===== Data to process
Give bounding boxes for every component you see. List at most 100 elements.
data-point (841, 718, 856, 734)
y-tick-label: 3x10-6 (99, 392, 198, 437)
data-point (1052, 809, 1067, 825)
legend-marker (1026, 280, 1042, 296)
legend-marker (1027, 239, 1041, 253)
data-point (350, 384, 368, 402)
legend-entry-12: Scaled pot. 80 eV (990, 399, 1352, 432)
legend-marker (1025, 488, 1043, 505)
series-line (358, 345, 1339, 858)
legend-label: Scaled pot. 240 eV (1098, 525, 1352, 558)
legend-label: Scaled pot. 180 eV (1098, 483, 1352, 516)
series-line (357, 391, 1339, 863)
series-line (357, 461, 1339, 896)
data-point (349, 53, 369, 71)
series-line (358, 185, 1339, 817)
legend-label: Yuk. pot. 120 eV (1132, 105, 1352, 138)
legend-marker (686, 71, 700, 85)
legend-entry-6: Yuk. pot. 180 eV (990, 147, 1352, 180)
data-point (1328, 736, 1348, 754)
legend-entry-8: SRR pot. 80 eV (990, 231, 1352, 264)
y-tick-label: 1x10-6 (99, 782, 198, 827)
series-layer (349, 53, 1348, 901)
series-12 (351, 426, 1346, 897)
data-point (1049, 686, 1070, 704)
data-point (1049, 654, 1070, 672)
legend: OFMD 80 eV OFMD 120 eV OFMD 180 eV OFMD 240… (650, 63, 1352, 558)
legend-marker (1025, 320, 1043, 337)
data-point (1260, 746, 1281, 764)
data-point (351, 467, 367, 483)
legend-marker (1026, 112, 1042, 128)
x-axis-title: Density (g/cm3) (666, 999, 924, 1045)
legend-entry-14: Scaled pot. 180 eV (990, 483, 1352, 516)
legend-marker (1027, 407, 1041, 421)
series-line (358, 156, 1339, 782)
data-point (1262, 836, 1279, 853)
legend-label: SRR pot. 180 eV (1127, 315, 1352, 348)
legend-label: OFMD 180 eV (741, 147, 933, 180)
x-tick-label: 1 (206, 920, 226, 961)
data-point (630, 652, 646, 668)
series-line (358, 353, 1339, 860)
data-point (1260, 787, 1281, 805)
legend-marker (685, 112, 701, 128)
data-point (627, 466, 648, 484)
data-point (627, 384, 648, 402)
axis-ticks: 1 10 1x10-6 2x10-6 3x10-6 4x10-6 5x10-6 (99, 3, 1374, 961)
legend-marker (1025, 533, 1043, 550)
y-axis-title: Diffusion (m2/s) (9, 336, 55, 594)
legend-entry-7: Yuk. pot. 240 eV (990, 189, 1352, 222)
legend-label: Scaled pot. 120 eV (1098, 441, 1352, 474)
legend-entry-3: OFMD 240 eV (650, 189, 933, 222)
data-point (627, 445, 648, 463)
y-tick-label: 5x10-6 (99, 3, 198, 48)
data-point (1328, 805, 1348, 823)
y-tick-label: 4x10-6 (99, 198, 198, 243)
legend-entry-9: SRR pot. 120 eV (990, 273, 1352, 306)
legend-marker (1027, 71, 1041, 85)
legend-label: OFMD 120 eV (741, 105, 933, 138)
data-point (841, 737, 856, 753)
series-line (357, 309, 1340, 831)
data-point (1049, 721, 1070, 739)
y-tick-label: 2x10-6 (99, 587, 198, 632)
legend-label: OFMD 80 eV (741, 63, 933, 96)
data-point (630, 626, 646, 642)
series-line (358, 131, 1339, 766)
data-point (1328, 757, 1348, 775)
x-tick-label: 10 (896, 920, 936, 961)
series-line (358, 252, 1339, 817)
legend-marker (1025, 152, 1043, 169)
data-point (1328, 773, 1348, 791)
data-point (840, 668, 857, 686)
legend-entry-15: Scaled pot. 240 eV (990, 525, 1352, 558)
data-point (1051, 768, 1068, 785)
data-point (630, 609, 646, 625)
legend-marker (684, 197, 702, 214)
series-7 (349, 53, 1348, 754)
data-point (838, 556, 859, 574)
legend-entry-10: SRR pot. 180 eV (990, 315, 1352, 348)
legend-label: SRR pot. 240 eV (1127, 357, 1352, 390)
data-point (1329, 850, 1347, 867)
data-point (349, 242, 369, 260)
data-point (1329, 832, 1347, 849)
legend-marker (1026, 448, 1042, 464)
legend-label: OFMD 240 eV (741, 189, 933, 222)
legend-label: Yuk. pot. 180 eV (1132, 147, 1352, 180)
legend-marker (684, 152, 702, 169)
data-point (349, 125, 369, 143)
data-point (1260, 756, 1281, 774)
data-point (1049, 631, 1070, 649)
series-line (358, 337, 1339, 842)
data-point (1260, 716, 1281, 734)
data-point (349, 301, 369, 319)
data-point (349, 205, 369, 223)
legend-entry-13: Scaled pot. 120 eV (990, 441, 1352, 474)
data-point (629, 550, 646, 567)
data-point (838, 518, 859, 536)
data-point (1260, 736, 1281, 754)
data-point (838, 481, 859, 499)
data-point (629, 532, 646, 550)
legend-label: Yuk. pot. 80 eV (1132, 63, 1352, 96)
==========
===== Data to process
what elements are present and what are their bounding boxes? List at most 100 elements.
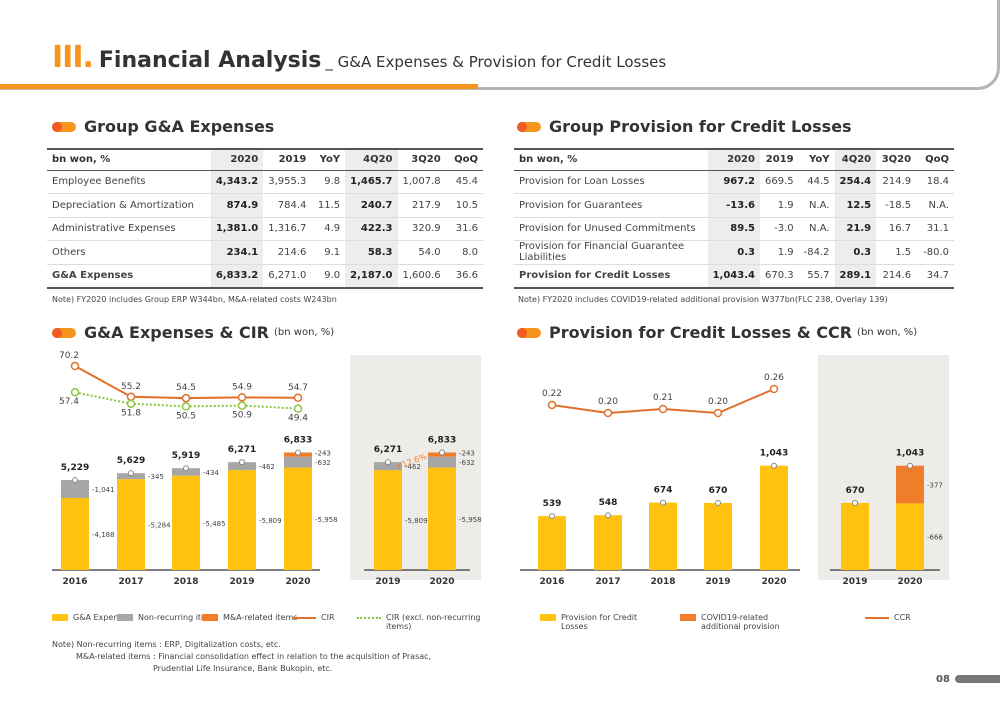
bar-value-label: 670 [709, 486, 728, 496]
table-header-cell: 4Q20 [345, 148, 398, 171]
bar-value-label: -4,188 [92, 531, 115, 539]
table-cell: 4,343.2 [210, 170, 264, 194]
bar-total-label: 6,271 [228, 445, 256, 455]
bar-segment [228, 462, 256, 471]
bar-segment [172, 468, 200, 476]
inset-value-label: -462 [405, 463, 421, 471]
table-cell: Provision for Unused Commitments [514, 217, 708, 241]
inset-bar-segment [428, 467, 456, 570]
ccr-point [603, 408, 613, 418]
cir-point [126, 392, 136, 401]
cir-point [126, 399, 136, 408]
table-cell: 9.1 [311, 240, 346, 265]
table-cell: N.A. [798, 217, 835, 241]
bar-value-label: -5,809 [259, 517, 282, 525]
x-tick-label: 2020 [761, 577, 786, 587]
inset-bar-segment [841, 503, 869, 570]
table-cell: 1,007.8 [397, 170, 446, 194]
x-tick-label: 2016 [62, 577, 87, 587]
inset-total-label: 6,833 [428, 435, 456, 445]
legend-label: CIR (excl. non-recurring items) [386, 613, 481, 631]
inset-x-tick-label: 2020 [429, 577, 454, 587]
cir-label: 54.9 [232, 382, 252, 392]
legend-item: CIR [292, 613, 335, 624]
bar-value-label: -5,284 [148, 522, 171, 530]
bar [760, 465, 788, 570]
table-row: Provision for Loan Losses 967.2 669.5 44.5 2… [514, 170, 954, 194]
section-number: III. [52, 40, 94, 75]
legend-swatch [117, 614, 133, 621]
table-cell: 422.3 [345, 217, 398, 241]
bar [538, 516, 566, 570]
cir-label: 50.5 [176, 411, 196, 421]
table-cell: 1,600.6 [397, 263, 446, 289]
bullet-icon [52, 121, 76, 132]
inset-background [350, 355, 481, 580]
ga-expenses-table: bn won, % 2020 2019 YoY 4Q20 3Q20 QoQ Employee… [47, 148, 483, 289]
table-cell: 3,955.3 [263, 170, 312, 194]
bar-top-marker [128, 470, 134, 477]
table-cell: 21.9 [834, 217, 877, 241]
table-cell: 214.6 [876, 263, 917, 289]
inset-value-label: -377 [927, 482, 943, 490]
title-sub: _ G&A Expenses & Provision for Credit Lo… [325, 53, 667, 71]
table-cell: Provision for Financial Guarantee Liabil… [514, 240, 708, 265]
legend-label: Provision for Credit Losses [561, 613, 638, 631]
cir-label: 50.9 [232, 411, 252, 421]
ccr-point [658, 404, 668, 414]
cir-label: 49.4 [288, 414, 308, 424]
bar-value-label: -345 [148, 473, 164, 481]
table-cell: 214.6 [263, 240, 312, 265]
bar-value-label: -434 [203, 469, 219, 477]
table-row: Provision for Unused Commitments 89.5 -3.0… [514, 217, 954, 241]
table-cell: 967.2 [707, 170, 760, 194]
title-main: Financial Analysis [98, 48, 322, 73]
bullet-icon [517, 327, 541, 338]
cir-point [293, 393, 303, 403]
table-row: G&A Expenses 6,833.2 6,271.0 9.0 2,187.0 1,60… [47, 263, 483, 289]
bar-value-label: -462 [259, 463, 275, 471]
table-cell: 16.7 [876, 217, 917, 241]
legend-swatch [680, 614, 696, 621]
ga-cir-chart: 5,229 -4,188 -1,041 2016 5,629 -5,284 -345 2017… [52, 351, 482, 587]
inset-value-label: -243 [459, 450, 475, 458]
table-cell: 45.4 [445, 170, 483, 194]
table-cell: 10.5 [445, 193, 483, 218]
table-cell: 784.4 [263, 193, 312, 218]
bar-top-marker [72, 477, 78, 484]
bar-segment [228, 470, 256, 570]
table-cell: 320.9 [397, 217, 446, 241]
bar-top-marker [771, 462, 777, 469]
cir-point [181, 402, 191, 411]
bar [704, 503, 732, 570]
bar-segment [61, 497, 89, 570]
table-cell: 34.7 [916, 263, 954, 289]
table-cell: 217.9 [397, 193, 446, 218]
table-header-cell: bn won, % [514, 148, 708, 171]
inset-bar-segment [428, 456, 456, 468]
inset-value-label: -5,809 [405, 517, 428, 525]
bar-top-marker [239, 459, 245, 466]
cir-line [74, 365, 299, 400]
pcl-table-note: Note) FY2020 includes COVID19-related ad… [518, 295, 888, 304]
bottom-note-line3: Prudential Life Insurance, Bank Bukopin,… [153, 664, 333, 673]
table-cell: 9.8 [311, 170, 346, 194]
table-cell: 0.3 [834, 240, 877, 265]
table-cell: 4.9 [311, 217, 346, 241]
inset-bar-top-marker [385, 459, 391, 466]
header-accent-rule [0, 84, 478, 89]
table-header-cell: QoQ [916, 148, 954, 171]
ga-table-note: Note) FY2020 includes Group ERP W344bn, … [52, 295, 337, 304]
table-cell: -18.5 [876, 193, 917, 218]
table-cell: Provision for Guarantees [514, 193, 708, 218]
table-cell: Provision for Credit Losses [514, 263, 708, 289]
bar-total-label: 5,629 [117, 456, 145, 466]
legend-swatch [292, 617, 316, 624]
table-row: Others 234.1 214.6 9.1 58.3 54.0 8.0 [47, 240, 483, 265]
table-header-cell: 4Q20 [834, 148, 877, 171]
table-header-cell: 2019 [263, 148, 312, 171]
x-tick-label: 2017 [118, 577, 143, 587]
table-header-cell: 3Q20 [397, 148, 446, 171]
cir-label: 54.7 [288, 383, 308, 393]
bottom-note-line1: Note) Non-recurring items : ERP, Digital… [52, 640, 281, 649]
==========
===== Data to process
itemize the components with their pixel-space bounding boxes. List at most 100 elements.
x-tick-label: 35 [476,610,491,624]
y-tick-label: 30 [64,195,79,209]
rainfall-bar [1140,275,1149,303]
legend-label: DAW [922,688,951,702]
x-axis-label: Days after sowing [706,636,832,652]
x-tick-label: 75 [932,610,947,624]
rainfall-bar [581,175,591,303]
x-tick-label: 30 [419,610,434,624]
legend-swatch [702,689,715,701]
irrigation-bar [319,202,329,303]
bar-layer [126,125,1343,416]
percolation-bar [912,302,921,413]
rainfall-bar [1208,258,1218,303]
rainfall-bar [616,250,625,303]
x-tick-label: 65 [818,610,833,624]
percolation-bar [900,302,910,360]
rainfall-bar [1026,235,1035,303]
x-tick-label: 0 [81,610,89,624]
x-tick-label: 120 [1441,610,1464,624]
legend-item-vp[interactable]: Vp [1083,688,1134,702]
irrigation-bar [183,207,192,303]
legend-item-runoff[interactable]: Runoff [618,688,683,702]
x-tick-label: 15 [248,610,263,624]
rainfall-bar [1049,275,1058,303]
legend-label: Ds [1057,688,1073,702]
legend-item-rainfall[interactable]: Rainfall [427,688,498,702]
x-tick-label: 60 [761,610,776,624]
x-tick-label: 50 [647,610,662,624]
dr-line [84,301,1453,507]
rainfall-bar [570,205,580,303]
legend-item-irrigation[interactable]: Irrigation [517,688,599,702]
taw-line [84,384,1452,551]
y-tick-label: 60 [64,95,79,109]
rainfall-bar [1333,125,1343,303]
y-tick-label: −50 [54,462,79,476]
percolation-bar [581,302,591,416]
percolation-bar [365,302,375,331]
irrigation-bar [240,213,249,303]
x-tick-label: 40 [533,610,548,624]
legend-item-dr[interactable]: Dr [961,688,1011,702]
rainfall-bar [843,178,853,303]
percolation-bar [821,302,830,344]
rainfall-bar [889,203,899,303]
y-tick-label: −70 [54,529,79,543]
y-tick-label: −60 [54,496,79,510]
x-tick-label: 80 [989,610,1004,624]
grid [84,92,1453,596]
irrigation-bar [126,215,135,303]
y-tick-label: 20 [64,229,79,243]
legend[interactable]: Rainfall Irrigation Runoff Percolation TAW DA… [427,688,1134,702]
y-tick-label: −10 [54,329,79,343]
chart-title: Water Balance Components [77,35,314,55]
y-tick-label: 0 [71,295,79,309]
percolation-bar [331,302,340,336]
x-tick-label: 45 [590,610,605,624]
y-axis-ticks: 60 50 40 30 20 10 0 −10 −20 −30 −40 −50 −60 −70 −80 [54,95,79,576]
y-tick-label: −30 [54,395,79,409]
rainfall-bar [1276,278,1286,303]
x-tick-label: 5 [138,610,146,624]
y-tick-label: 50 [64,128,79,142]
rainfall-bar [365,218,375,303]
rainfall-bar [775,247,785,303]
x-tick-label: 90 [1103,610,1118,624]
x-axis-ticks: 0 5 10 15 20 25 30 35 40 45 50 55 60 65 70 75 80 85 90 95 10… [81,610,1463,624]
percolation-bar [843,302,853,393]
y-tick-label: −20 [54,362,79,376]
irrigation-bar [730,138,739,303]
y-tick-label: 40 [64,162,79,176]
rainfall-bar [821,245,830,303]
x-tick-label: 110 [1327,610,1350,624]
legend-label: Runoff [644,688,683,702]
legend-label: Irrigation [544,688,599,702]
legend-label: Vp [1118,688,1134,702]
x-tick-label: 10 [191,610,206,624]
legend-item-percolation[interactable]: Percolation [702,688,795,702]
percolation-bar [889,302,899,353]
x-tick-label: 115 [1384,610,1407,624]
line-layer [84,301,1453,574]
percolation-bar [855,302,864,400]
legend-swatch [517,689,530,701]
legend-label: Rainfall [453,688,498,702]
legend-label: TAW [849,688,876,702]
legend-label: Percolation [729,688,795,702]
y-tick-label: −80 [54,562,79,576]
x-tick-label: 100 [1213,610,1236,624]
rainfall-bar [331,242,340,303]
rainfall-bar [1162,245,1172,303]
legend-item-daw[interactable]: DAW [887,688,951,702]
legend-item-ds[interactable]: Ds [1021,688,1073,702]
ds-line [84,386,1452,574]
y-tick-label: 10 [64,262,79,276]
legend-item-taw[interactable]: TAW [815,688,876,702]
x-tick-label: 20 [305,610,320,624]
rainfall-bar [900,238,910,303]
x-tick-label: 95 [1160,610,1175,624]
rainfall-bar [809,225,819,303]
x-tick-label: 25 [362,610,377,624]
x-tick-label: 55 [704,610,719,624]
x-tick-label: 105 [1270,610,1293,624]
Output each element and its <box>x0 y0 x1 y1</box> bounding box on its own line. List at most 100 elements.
==========
* **Aim of the exercise**: Please repeat the records from the line with "bar-value-label: 670 [709, 486, 728, 496]" to the line with "table-cell: 9.1 [311, 240, 346, 265]", keeping every line as it appears.

* **Written response**:
bar-value-label: 670 [709, 486, 728, 496]
table-header-cell: 4Q20 [345, 148, 398, 171]
bar-value-label: -4,188 [92, 531, 115, 539]
table-cell: 4,343.2 [210, 170, 264, 194]
bar-total-label: 6,271 [228, 445, 256, 455]
bar-segment [228, 462, 256, 471]
bar-segment [172, 468, 200, 476]
inset-value-label: -462 [405, 463, 421, 471]
table-cell: Provision for Unused Commitments [514, 217, 708, 241]
inset-bar-segment [428, 467, 456, 570]
ccr-point [603, 408, 613, 418]
cir-point [126, 392, 136, 401]
cir-point [126, 399, 136, 408]
table-cell: 9.1 [311, 240, 346, 265]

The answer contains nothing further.